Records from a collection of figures
^^^^

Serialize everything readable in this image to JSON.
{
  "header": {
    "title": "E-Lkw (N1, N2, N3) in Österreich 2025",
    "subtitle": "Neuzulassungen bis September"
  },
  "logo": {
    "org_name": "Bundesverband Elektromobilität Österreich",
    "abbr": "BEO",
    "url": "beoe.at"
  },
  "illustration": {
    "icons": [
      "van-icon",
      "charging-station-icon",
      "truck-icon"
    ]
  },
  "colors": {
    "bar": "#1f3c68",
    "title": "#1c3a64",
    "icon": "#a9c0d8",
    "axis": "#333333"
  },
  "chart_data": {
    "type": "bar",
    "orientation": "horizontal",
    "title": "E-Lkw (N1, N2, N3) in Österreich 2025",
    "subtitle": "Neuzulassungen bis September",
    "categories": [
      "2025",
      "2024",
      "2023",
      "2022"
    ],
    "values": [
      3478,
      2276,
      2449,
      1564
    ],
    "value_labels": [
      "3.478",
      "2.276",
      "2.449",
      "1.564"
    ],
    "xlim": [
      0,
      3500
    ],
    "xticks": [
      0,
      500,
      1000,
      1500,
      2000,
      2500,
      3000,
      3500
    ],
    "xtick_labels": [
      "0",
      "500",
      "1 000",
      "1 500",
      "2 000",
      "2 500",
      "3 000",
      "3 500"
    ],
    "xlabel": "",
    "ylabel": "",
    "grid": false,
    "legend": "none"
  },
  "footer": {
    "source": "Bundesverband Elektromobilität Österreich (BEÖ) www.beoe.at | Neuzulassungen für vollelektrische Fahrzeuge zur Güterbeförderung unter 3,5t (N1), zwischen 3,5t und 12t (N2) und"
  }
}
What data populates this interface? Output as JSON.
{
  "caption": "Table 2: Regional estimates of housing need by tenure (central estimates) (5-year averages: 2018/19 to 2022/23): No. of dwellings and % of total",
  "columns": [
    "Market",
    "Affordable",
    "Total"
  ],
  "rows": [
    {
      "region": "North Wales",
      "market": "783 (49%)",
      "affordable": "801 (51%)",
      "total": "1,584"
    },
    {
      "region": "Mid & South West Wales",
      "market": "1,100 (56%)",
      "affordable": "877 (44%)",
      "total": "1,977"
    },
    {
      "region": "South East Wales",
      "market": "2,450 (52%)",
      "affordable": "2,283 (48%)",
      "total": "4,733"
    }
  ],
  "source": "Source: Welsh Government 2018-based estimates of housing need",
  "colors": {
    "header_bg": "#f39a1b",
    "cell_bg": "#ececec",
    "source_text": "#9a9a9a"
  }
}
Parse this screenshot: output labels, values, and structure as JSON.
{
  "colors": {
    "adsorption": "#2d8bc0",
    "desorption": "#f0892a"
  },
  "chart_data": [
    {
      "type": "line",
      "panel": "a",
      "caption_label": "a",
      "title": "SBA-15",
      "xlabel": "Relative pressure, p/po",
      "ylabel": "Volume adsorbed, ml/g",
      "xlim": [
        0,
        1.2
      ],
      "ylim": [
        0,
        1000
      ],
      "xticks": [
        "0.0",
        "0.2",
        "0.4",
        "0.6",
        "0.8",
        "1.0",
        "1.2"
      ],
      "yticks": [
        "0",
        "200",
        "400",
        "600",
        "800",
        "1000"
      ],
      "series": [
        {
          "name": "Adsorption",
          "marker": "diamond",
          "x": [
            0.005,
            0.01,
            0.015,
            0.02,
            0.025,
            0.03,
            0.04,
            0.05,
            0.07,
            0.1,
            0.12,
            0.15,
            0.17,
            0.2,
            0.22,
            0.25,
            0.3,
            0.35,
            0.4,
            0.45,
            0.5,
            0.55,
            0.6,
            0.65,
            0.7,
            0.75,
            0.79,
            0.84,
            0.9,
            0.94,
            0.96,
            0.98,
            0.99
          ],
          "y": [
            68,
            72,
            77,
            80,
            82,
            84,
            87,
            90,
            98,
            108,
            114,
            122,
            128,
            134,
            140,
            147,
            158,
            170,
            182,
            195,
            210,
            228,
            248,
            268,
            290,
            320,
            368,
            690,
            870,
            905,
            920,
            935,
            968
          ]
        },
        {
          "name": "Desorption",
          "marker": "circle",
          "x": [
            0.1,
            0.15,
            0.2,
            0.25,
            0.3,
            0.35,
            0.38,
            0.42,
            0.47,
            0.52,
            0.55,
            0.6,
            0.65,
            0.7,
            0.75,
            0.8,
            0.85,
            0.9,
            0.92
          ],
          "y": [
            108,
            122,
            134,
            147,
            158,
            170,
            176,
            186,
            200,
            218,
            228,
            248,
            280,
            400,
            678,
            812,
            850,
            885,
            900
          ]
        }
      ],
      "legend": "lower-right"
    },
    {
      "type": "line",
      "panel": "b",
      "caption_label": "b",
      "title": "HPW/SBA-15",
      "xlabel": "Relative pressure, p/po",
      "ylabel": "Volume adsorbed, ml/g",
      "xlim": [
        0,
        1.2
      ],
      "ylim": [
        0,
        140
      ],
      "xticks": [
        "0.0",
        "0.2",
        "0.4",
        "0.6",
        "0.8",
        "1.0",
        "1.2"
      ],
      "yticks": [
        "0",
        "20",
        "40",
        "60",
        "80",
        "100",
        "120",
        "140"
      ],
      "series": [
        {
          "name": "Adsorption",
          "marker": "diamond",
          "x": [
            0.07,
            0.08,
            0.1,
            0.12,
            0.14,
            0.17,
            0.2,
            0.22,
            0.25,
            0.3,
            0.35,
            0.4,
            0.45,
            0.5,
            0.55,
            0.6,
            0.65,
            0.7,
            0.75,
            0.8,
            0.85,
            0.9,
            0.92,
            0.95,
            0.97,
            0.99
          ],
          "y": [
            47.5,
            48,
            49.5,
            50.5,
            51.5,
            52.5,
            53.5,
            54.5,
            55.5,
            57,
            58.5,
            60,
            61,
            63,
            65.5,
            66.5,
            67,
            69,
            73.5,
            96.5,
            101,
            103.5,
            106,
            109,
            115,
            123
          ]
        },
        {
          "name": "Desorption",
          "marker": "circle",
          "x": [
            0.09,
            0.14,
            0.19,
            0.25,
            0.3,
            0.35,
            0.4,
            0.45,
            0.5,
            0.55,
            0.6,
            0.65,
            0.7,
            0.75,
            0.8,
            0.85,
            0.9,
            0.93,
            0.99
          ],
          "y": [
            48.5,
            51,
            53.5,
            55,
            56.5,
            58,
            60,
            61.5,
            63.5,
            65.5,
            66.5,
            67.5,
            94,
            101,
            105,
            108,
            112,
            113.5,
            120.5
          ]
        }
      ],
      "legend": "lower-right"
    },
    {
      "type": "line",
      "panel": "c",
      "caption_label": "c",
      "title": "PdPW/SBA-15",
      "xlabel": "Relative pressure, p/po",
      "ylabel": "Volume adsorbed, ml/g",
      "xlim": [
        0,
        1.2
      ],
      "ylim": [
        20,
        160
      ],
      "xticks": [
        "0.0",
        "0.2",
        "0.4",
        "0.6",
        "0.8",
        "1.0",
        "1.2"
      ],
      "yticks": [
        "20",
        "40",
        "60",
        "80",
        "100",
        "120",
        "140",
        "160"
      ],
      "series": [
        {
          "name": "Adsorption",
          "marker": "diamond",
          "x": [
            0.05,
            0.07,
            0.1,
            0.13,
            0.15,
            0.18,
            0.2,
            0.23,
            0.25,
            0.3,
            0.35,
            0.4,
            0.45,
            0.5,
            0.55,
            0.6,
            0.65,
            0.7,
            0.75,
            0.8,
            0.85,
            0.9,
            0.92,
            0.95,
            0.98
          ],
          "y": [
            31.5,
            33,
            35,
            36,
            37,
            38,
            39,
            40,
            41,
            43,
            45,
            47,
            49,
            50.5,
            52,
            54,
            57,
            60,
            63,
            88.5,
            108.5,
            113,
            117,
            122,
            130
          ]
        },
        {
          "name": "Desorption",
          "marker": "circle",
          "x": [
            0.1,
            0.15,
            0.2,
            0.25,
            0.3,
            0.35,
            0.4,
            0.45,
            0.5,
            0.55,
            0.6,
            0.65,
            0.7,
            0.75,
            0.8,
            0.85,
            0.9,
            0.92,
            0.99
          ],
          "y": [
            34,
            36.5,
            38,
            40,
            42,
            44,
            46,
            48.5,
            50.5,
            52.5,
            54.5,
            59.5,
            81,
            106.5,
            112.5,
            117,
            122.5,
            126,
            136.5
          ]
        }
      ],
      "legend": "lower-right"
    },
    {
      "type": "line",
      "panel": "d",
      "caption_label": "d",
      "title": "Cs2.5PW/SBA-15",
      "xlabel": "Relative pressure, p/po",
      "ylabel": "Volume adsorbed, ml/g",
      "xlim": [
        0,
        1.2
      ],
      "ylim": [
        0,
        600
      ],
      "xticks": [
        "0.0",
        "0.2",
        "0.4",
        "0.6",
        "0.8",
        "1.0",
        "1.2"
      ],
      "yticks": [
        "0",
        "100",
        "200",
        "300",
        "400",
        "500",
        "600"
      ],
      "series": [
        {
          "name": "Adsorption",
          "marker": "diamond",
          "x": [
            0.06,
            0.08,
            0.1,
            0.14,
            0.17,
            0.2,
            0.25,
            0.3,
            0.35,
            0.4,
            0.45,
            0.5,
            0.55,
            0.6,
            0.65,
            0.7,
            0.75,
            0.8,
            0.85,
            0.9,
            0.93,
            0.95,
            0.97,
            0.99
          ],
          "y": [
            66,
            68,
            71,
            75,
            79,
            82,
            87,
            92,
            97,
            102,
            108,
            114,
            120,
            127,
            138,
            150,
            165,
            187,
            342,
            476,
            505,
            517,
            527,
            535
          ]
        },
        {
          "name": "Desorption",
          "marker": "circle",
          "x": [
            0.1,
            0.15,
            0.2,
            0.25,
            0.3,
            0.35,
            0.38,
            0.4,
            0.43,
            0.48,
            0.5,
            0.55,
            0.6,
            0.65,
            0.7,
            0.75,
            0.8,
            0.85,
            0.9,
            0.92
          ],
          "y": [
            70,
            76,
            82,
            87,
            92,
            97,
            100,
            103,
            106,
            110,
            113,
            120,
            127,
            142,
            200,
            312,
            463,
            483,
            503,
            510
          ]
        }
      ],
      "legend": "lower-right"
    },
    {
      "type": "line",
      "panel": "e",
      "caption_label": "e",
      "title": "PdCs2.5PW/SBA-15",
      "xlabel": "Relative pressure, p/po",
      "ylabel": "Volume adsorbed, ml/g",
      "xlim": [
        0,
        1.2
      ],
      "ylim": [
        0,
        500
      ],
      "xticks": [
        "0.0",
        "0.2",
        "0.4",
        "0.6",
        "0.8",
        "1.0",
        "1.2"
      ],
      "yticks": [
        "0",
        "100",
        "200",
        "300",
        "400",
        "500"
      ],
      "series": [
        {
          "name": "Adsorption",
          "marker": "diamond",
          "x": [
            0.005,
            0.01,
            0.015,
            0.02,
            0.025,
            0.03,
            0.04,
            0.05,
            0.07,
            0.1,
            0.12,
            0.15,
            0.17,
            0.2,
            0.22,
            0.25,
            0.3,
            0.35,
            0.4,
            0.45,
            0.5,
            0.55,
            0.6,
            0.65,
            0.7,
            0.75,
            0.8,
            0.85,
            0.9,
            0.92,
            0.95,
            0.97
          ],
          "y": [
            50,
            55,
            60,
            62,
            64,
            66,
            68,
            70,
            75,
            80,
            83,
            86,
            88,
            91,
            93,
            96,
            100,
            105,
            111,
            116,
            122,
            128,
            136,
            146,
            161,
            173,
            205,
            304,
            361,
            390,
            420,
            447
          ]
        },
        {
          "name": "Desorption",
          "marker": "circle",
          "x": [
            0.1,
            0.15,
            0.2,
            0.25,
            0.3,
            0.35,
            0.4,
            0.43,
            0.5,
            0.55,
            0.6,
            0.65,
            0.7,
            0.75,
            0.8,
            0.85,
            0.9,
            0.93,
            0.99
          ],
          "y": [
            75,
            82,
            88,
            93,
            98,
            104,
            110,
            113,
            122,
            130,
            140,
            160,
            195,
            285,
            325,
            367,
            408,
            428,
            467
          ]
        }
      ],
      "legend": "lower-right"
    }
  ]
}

^^^^

AIM OF THE EXERCISE: In the records above, how many lines contain the string "Österreich"? State that number only.

COMPLETED EXERCISE: 4